- **Stated task**: Without including the pictures, copy out every line below.

- **Listing**:
__________________________________________________

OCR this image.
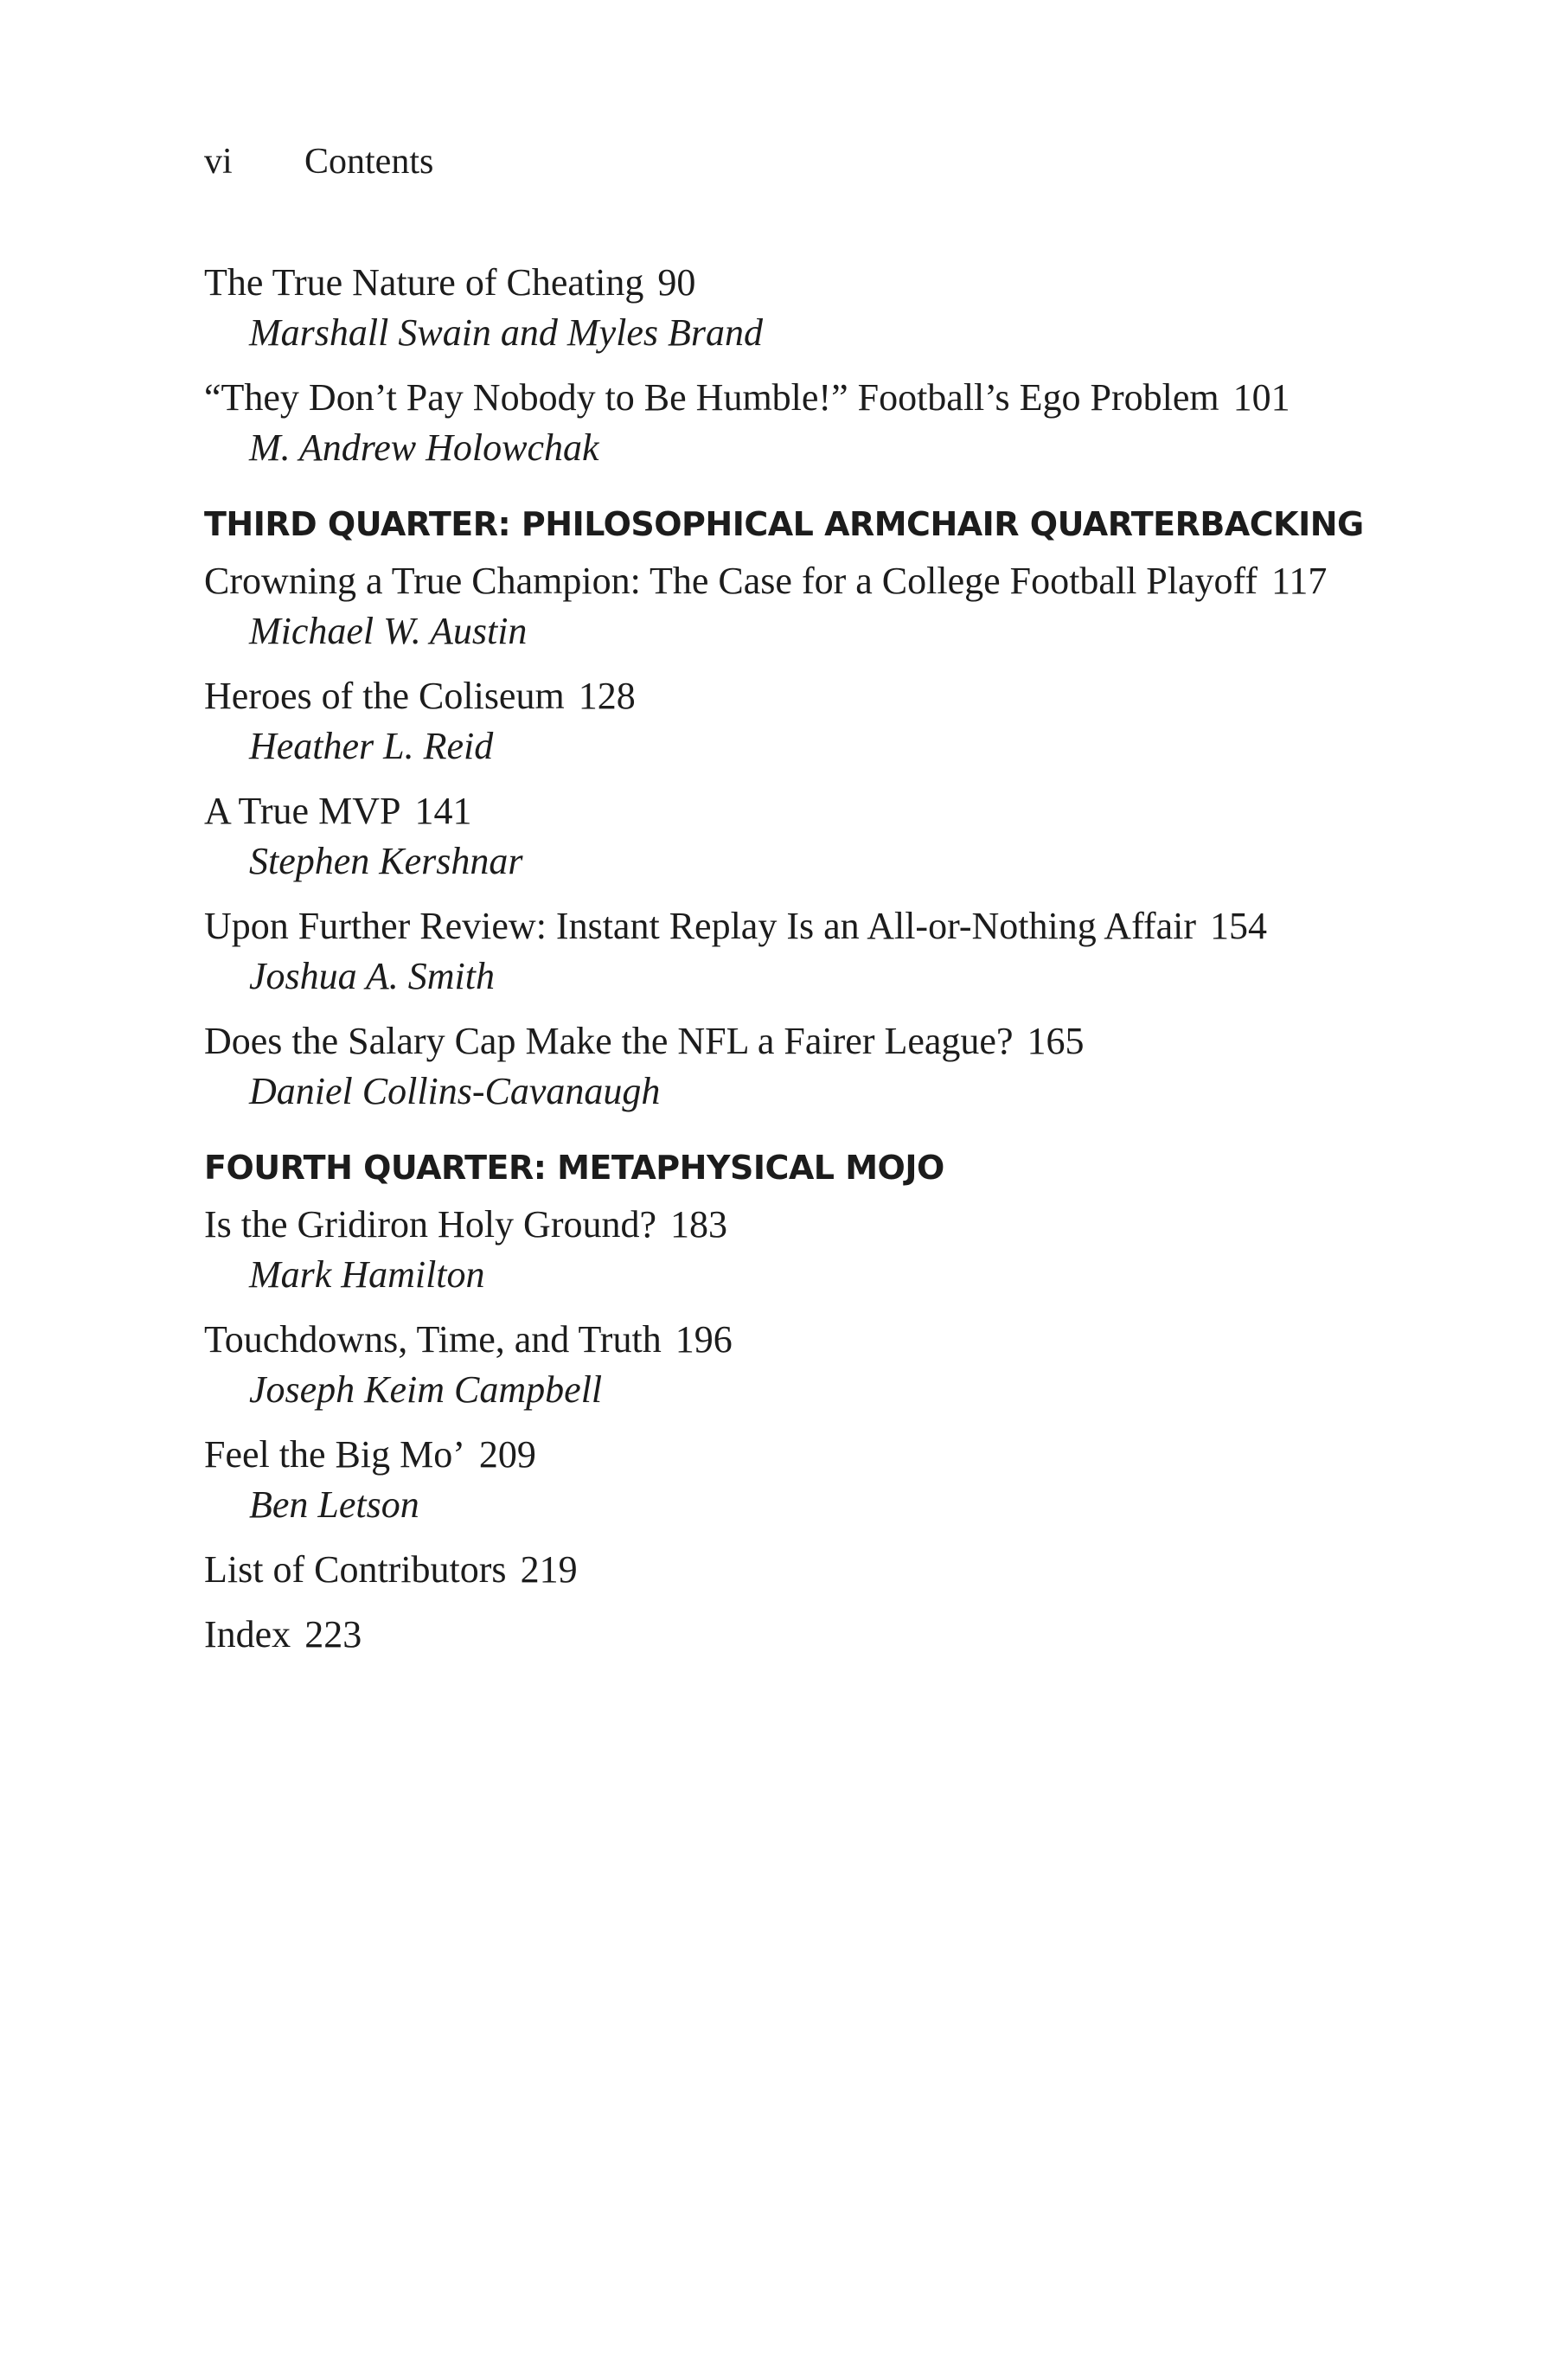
vi Contents
The True Nature of Cheating 90
Marshall Swain and Myles Brand
“They Don’t Pay Nobody to Be Humble!” Football’s Ego Problem 101
M. Andrew Holowchak
THIRD QUARTER: PHILOSOPHICAL ARMCHAIR QUARTERBACKING
Crowning a True Champion: The Case for a College Football Playoff 117
Michael W. Austin
Heroes of the Coliseum 128
Heather L. Reid
A True MVP 141
Stephen Kershnar
Upon Further Review: Instant Replay Is an All-or-Nothing Affair 154
Joshua A. Smith
Does the Salary Cap Make the NFL a Fairer League? 165
Daniel Collins-Cavanaugh
FOURTH QUARTER: METAPHYSICAL MOJO
Is the Gridiron Holy Ground? 183
Mark Hamilton
Touchdowns, Time, and Truth 196
Joseph Keim Campbell
Feel the Big Mo’ 209
Ben Letson
List of Contributors 219
Index 223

__________________________________________________

- **Final result**:
OCR this image.
vi Contents
The True Nature of Cheating 90
Marshall Swain and Myles Brand
“They Don’t Pay Nobody to Be Humble!” Football’s Ego Problem 101
M. Andrew Holowchak
THIRD QUARTER: PHILOSOPHICAL ARMCHAIR QUARTERBACKING
Crowning a True Champion: The Case for a College Football Playoff 117
Michael W. Austin
Heroes of the Coliseum 128
Heather L. Reid
A True MVP 141
Stephen Kershnar
Upon Further Review: Instant Replay Is an All-or-Nothing Affair 154
Joshua A. Smith
Does the Salary Cap Make the NFL a Fairer League? 165
Daniel Collins-Cavanaugh
FOURTH QUARTER: METAPHYSICAL MOJO
Is the Gridiron Holy Ground? 183
Mark Hamilton
Touchdowns, Time, and Truth 196
Joseph Keim Campbell
Feel the Big Mo’ 209
Ben Letson
List of Contributors 219
Index 223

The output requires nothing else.